**Task instructions**
Reproduce every entry below precisely. Pictures are excluded from the copy.

**Information given**
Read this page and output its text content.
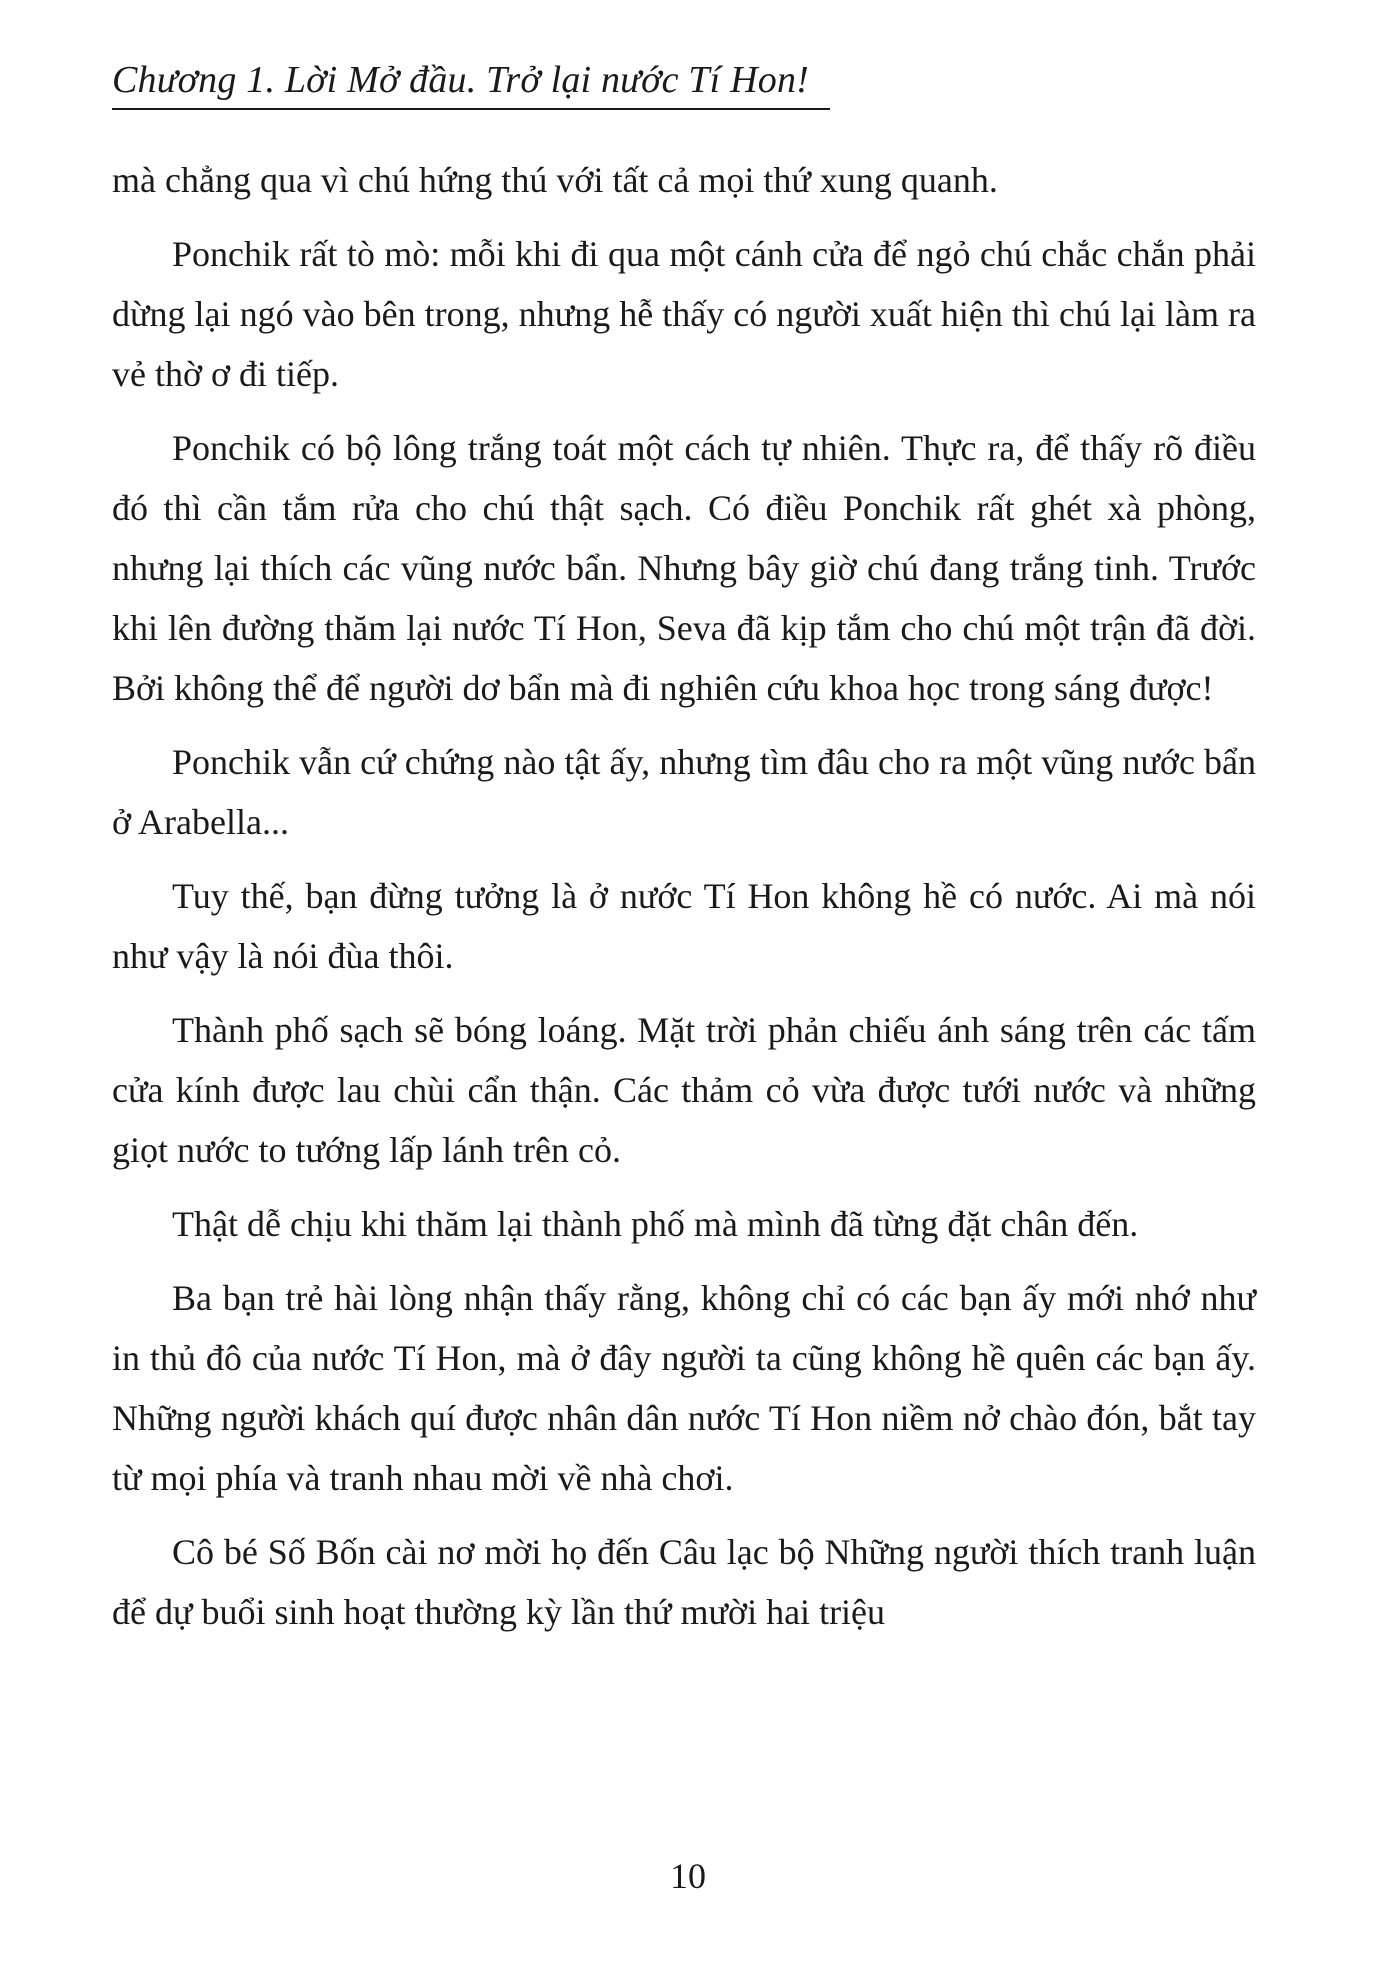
Chương 1. Lời Mở đầu. Trở lại nước Tí Hon!

mà chẳng qua vì chú hứng thú với tất cả mọi thứ xung quanh.

Ponchik rất tò mò: mỗi khi đi qua một cánh cửa để ngỏ chú chắc chắn phải dừng lại ngó vào bên trong, nhưng hễ thấy có người xuất hiện thì chú lại làm ra vẻ thờ ơ đi tiếp.

Ponchik có bộ lông trắng toát một cách tự nhiên. Thực ra, để thấy rõ điều đó thì cần tắm rửa cho chú thật sạch. Có điều Ponchik rất ghét xà phòng, nhưng lại thích các vũng nước bẩn. Nhưng bây giờ chú đang trắng tinh. Trước khi lên đường thăm lại nước Tí Hon, Seva đã kịp tắm cho chú một trận đã đời. Bởi không thể để người dơ bẩn mà đi nghiên cứu khoa học trong sáng được!

Ponchik vẫn cứ chứng nào tật ấy, nhưng tìm đâu cho ra một vũng nước bẩn ở Arabella...

Tuy thế, bạn đừng tưởng là ở nước Tí Hon không hề có nước. Ai mà nói như vậy là nói đùa thôi.

Thành phố sạch sẽ bóng loáng. Mặt trời phản chiếu ánh sáng trên các tấm cửa kính được lau chùi cẩn thận. Các thảm cỏ vừa được tưới nước và những giọt nước to tướng lấp lánh trên cỏ.

Thật dễ chịu khi thăm lại thành phố mà mình đã từng đặt chân đến.

Ba bạn trẻ hài lòng nhận thấy rằng, không chỉ có các bạn ấy mới nhớ như in thủ đô của nước Tí Hon, mà ở đây người ta cũng không hề quên các bạn ấy. Những người khách quí được nhân dân nước Tí Hon niềm nở chào đón, bắt tay từ mọi phía và tranh nhau mời về nhà chơi.

Cô bé Số Bốn cài nơ mời họ đến Câu lạc bộ Những người thích tranh luận để dự buổi sinh hoạt thường kỳ lần thứ mười hai triệu

10
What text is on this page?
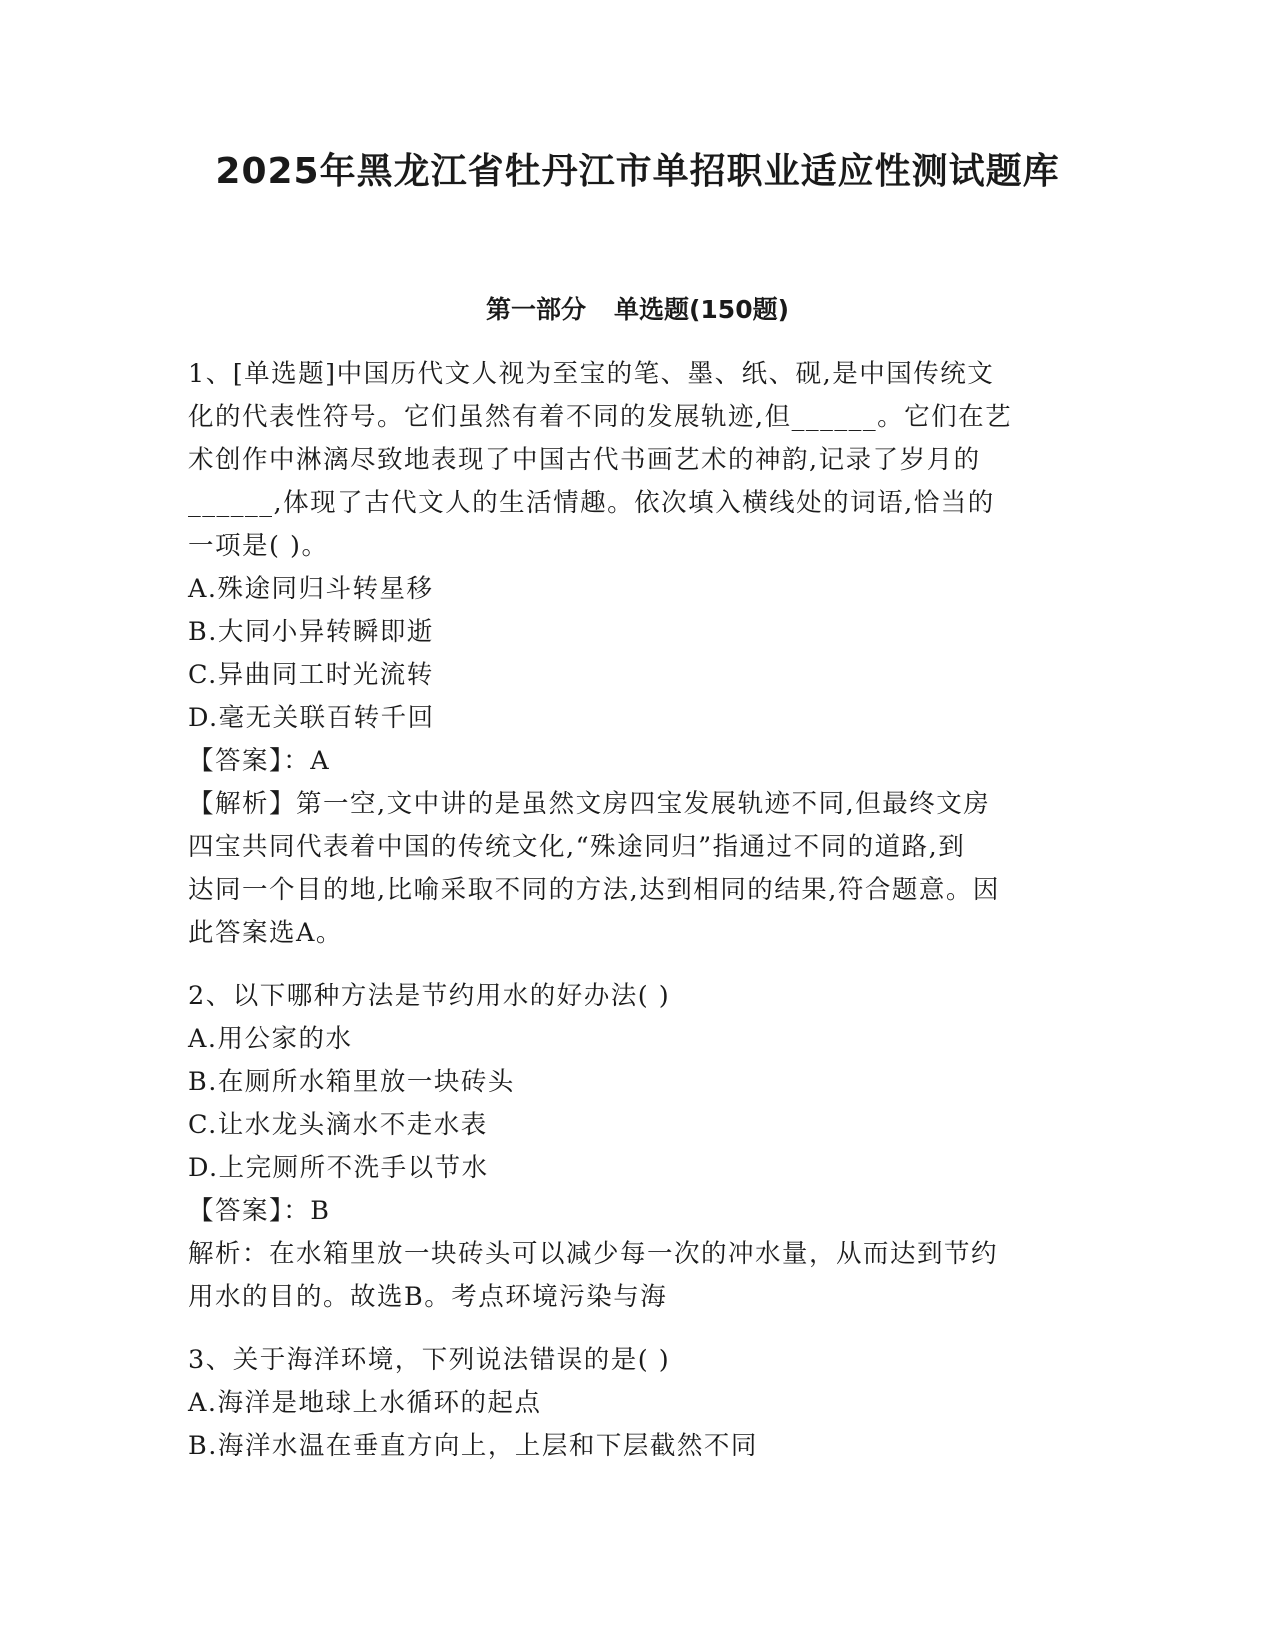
2025年黑龙江省牡丹江市单招职业适应性测试题库
第一部分 单选题(150题)
1、[单选题]中国历代文人视为至宝的笔、墨、纸、砚,是中国传统文
化的代表性符号。它们虽然有着不同的发展轨迹,但______。它们在艺
术创作中淋漓尽致地表现了中国古代书画艺术的神韵,记录了岁月的
______,体现了古代文人的生活情趣。依次填入横线处的词语,恰当的
一项是( )。
A.殊途同归斗转星移
B.大同小异转瞬即逝
C.异曲同工时光流转
D.毫无关联百转千回
【答案】：A
【解析】第一空,文中讲的是虽然文房四宝发展轨迹不同,但最终文房
四宝共同代表着中国的传统文化,“殊途同归”指通过不同的道路,到
达同一个目的地,比喻采取不同的方法,达到相同的结果,符合题意。因
此答案选A。
2、以下哪种方法是节约用水的好办法( )
A.用公家的水
B.在厕所水箱里放一块砖头
C.让水龙头滴水不走水表
D.上完厕所不洗手以节水
【答案】：B
解析：在水箱里放一块砖头可以减少每一次的冲水量，从而达到节约
用水的目的。故选B。考点环境污染与海
3、关于海洋环境，下列说法错误的是( )
A.海洋是地球上水循环的起点
B.海洋水温在垂直方向上，上层和下层截然不同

**Output for this task**
Read this page and output its text content.
Chương 1. Lời Mở đầu. Trở lại nước Tí Hon!

mà chẳng qua vì chú hứng thú với tất cả mọi thứ xung quanh.

Ponchik rất tò mò: mỗi khi đi qua một cánh cửa để ngỏ chú chắc chắn phải dừng lại ngó vào bên trong, nhưng hễ thấy có người xuất hiện thì chú lại làm ra vẻ thờ ơ đi tiếp.

Ponchik có bộ lông trắng toát một cách tự nhiên. Thực ra, để thấy rõ điều đó thì cần tắm rửa cho chú thật sạch. Có điều Ponchik rất ghét xà phòng, nhưng lại thích các vũng nước bẩn. Nhưng bây giờ chú đang trắng tinh. Trước khi lên đường thăm lại nước Tí Hon, Seva đã kịp tắm cho chú một trận đã đời. Bởi không thể để người dơ bẩn mà đi nghiên cứu khoa học trong sáng được!

Ponchik vẫn cứ chứng nào tật ấy, nhưng tìm đâu cho ra một vũng nước bẩn ở Arabella...

Tuy thế, bạn đừng tưởng là ở nước Tí Hon không hề có nước. Ai mà nói như vậy là nói đùa thôi.

Thành phố sạch sẽ bóng loáng. Mặt trời phản chiếu ánh sáng trên các tấm cửa kính được lau chùi cẩn thận. Các thảm cỏ vừa được tưới nước và những giọt nước to tướng lấp lánh trên cỏ.

Thật dễ chịu khi thăm lại thành phố mà mình đã từng đặt chân đến.

Ba bạn trẻ hài lòng nhận thấy rằng, không chỉ có các bạn ấy mới nhớ như in thủ đô của nước Tí Hon, mà ở đây người ta cũng không hề quên các bạn ấy. Những người khách quí được nhân dân nước Tí Hon niềm nở chào đón, bắt tay từ mọi phía và tranh nhau mời về nhà chơi.

Cô bé Số Bốn cài nơ mời họ đến Câu lạc bộ Những người thích tranh luận để dự buổi sinh hoạt thường kỳ lần thứ mười hai triệu

10
What text is on this page?
2025年黑龙江省牡丹江市单招职业适应性测试题库
第一部分 单选题(150题)
1、[单选题]中国历代文人视为至宝的笔、墨、纸、砚,是中国传统文
化的代表性符号。它们虽然有着不同的发展轨迹,但______。它们在艺
术创作中淋漓尽致地表现了中国古代书画艺术的神韵,记录了岁月的
______,体现了古代文人的生活情趣。依次填入横线处的词语,恰当的
一项是( )。
A.殊途同归斗转星移
B.大同小异转瞬即逝
C.异曲同工时光流转
D.毫无关联百转千回
【答案】：A
【解析】第一空,文中讲的是虽然文房四宝发展轨迹不同,但最终文房
四宝共同代表着中国的传统文化,“殊途同归”指通过不同的道路,到
达同一个目的地,比喻采取不同的方法,达到相同的结果,符合题意。因
此答案选A。
2、以下哪种方法是节约用水的好办法( )
A.用公家的水
B.在厕所水箱里放一块砖头
C.让水龙头滴水不走水表
D.上完厕所不洗手以节水
【答案】：B
解析：在水箱里放一块砖头可以减少每一次的冲水量，从而达到节约
用水的目的。故选B。考点环境污染与海
3、关于海洋环境，下列说法错误的是( )
A.海洋是地球上水循环的起点
B.海洋水温在垂直方向上，上层和下层截然不同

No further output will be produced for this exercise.